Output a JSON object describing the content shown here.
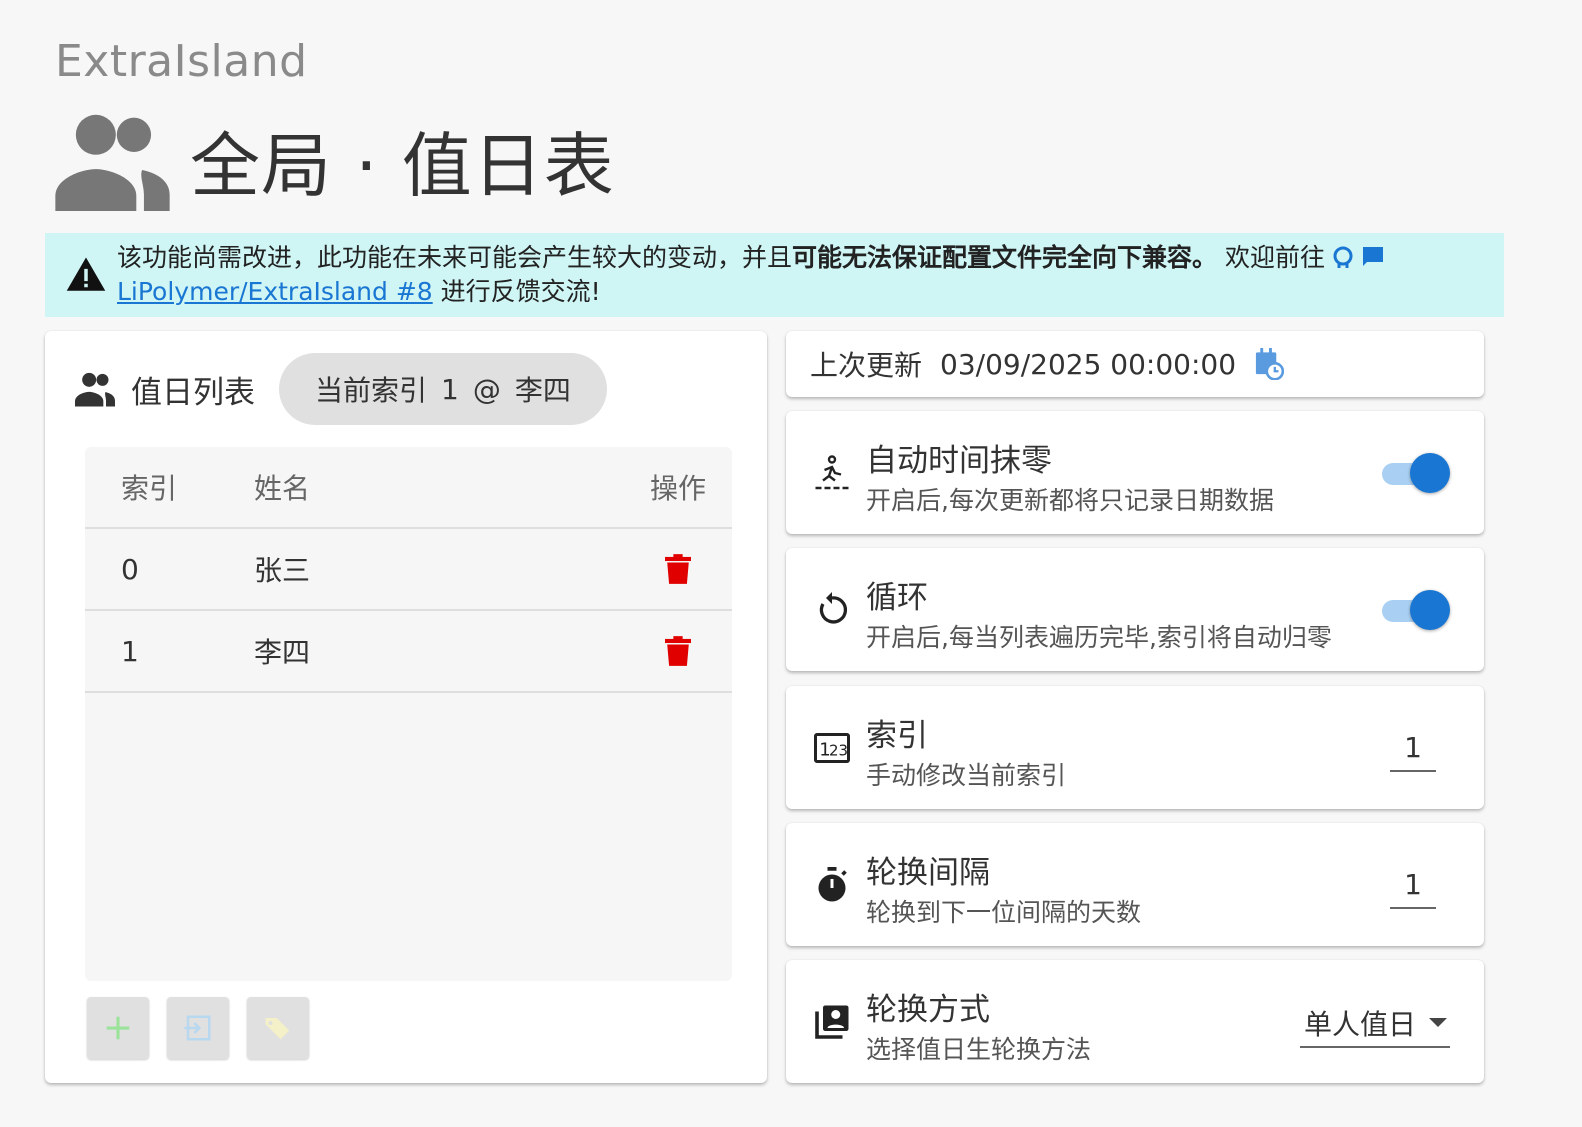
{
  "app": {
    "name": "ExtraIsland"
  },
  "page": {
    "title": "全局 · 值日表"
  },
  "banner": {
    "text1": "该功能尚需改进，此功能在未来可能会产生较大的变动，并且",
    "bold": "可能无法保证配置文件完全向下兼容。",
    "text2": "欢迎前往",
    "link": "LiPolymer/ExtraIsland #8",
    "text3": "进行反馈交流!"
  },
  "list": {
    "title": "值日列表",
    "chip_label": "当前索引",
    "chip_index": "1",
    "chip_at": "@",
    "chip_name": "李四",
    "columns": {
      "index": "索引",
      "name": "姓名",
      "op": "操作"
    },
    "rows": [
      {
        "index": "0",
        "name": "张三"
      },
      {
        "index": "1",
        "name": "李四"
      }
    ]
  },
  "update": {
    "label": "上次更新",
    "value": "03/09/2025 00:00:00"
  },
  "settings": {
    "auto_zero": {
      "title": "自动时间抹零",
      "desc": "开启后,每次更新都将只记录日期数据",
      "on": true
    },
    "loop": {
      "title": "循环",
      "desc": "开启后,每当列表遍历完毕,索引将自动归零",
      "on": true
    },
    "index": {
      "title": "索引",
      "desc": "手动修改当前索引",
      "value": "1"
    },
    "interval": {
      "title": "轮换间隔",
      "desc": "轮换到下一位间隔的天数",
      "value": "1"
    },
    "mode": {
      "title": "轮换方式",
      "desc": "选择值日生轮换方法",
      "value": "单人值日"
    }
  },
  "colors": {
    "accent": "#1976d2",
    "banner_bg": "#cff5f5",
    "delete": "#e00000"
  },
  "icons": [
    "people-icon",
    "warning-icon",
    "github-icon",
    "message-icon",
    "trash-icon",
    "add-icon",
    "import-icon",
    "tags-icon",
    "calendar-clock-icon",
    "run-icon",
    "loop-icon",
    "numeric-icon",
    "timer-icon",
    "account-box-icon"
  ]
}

● What is needed: Go through the listing above and pull out each line containing the word "value".

● Task result:
    "value": "03/09/2025 00:00:00"
      "value": "1"
      "value": "1"
      "value": "单人值日"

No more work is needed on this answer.